§ Exercise task:
Restate each of the lines below word for word and drop every picture.

§ Provided entries:
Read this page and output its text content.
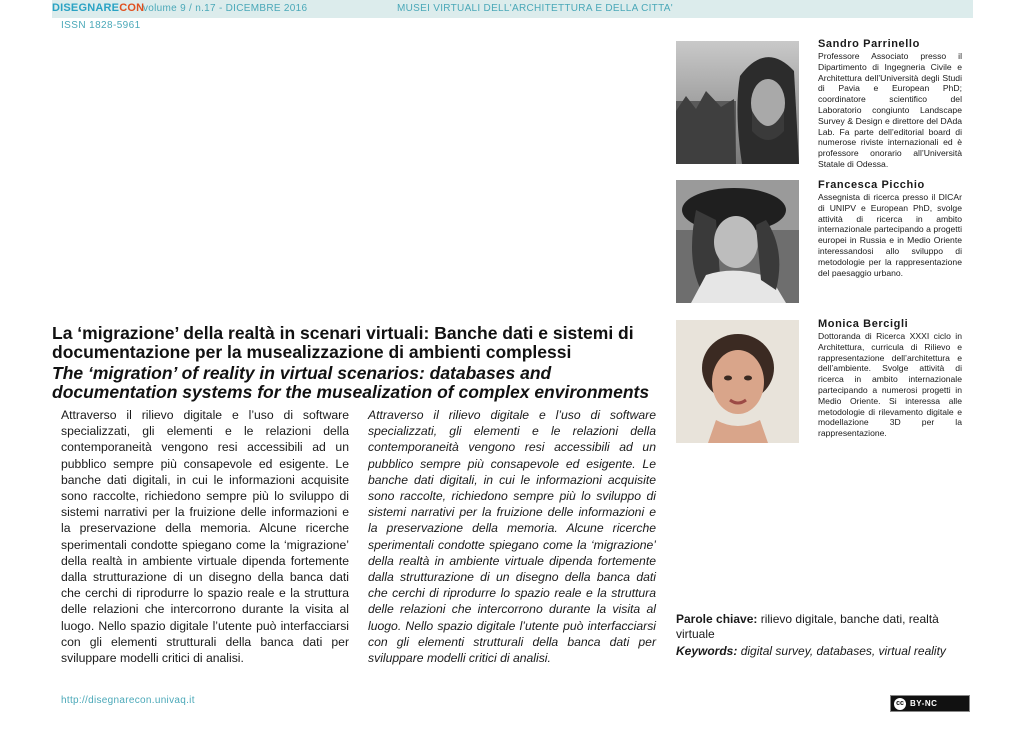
DISEGNARECON
volume 9 / n.17 - DICEMBRE 2016	MUSEI VIRTUALI DELL'ARCHITETTURA E DELLA CITTA'
ISSN 1828-5961
Sandro Parrinello
Professore Associato presso il Dipartimento di Ingegneria Civile e Architettura dell’Università degli Studi di Pavia e European PhD; coordinatore scientifico del Laboratorio congiunto Landscape Survey & Design e direttore del DAda Lab. Fa parte dell’editorial board di numerose riviste internazionali ed è professore onorario all’Università Statale di Odessa.
Francesca Picchio
Assegnista di ricerca presso il DICAr di UNIPV e European PhD, svolge attività di ricerca in ambito internazionale partecipando a progetti europei in Russia e in Medio Oriente interessandosi allo sviluppo di metodologie per la rappresentazione del paesaggio urbano.
Monica Bercigli
Dottoranda di Ricerca XXXI ciclo in Architettura, curricula di Rilievo e rappresentazione dell’architettura e dell’ambiente. Svolge attività di ricerca in ambito internazionale partecipando a numerosi progetti in Medio Oriente. Si interessa alle metodologie di rilevamento digitale e modellazione 3D per la rappresentazione.
La ‘migrazione’ della realtà in scenari virtuali: Banche dati e sistemi di documentazione per la musealizzazione di ambienti complessi
The ‘migration’ of reality in virtual scenarios: databases and documentation systems for the musealization of complex environments
Attraverso il rilievo digitale e l’uso di software specializzati, gli elementi e le relazioni della contemporaneità vengono resi accessibili ad un pubblico sempre più consapevole ed esigente. Le banche dati digitali, in cui le informazioni acquisite sono raccolte, richiedono sempre più lo sviluppo di sistemi narrativi per la fruizione delle informazioni e la preservazione della memoria. Alcune ricerche sperimentali condotte spiegano come la ‘migrazione’ della realtà in ambiente virtuale dipenda fortemente dalla strutturazione di un disegno della banca dati che cerchi di riprodurre lo spazio reale e la struttura delle relazioni che intercorrono durante la visita al luogo. Nello spazio digitale l’utente può interfacciarsi con gli elementi strutturali della banca dati per sviluppare modelli critici di analisi.
Attraverso il rilievo digitale e l’uso di software specializzati, gli elementi e le relazioni della contemporaneità vengono resi accessibili ad un pubblico sempre più consapevole ed esigente. Le banche dati digitali, in cui le informazioni acquisite sono raccolte, richiedono sempre più lo sviluppo di sistemi narrativi per la fruizione delle informazioni e la preservazione della memoria. Alcune ricerche sperimentali condotte spiegano come la ‘migrazione’ della realtà in ambiente virtuale dipenda fortemente dalla strutturazione di un disegno della banca dati che cerchi di riprodurre lo spazio reale e la struttura delle relazioni che intercorrono durante la visita al luogo. Nello spazio digitale l’utente può interfacciarsi con gli elementi strutturali della banca dati per sviluppare modelli critici di analisi.
Parole chiave: rilievo digitale, banche dati, realtà virtuale
Keywords: digital survey, databases, virtual reality
http://disegnarecon.univaq.it	cc BY-NC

§ Output of the exercise:
Read this page and output its text content.
DISEGNARECON
volume 9 / n.17 - DICEMBRE 2016	MUSEI VIRTUALI DELL'ARCHITETTURA E DELLA CITTA'
ISSN 1828-5961
Sandro Parrinello
Professore Associato presso il Dipartimento di Ingegneria Civile e Architettura dell’Università degli Studi di Pavia e European PhD; coordinatore scientifico del Laboratorio congiunto Landscape Survey & Design e direttore del DAda Lab. Fa parte dell’editorial board di numerose riviste internazionali ed è professore onorario all’Università Statale di Odessa.
Francesca Picchio
Assegnista di ricerca presso il DICAr di UNIPV e European PhD, svolge attività di ricerca in ambito internazionale partecipando a progetti europei in Russia e in Medio Oriente interessandosi allo sviluppo di metodologie per la rappresentazione del paesaggio urbano.
Monica Bercigli
Dottoranda di Ricerca XXXI ciclo in Architettura, curricula di Rilievo e rappresentazione dell’architettura e dell’ambiente. Svolge attività di ricerca in ambito internazionale partecipando a numerosi progetti in Medio Oriente. Si interessa alle metodologie di rilevamento digitale e modellazione 3D per la rappresentazione.
La ‘migrazione’ della realtà in scenari virtuali: Banche dati e sistemi di documentazione per la musealizzazione di ambienti complessi
The ‘migration’ of reality in virtual scenarios: databases and documentation systems for the musealization of complex environments
Attraverso il rilievo digitale e l’uso di software specializzati, gli elementi e le relazioni della contemporaneità vengono resi accessibili ad un pubblico sempre più consapevole ed esigente. Le banche dati digitali, in cui le informazioni acquisite sono raccolte, richiedono sempre più lo sviluppo di sistemi narrativi per la fruizione delle informazioni e la preservazione della memoria. Alcune ricerche sperimentali condotte spiegano come la ‘migrazione’ della realtà in ambiente virtuale dipenda fortemente dalla strutturazione di un disegno della banca dati che cerchi di riprodurre lo spazio reale e la struttura delle relazioni che intercorrono durante la visita al luogo. Nello spazio digitale l’utente può interfacciarsi con gli elementi strutturali della banca dati per sviluppare modelli critici di analisi.
Attraverso il rilievo digitale e l’uso di software specializzati, gli elementi e le relazioni della contemporaneità vengono resi accessibili ad un pubblico sempre più consapevole ed esigente. Le banche dati digitali, in cui le informazioni acquisite sono raccolte, richiedono sempre più lo sviluppo di sistemi narrativi per la fruizione delle informazioni e la preservazione della memoria. Alcune ricerche sperimentali condotte spiegano come la ‘migrazione’ della realtà in ambiente virtuale dipenda fortemente dalla strutturazione di un disegno della banca dati che cerchi di riprodurre lo spazio reale e la struttura delle relazioni che intercorrono durante la visita al luogo. Nello spazio digitale l’utente può interfacciarsi con gli elementi strutturali della banca dati per sviluppare modelli critici di analisi.
Parole chiave: rilievo digitale, banche dati, realtà virtuale
Keywords: digital survey, databases, virtual reality
http://disegnarecon.univaq.it	cc BY-NC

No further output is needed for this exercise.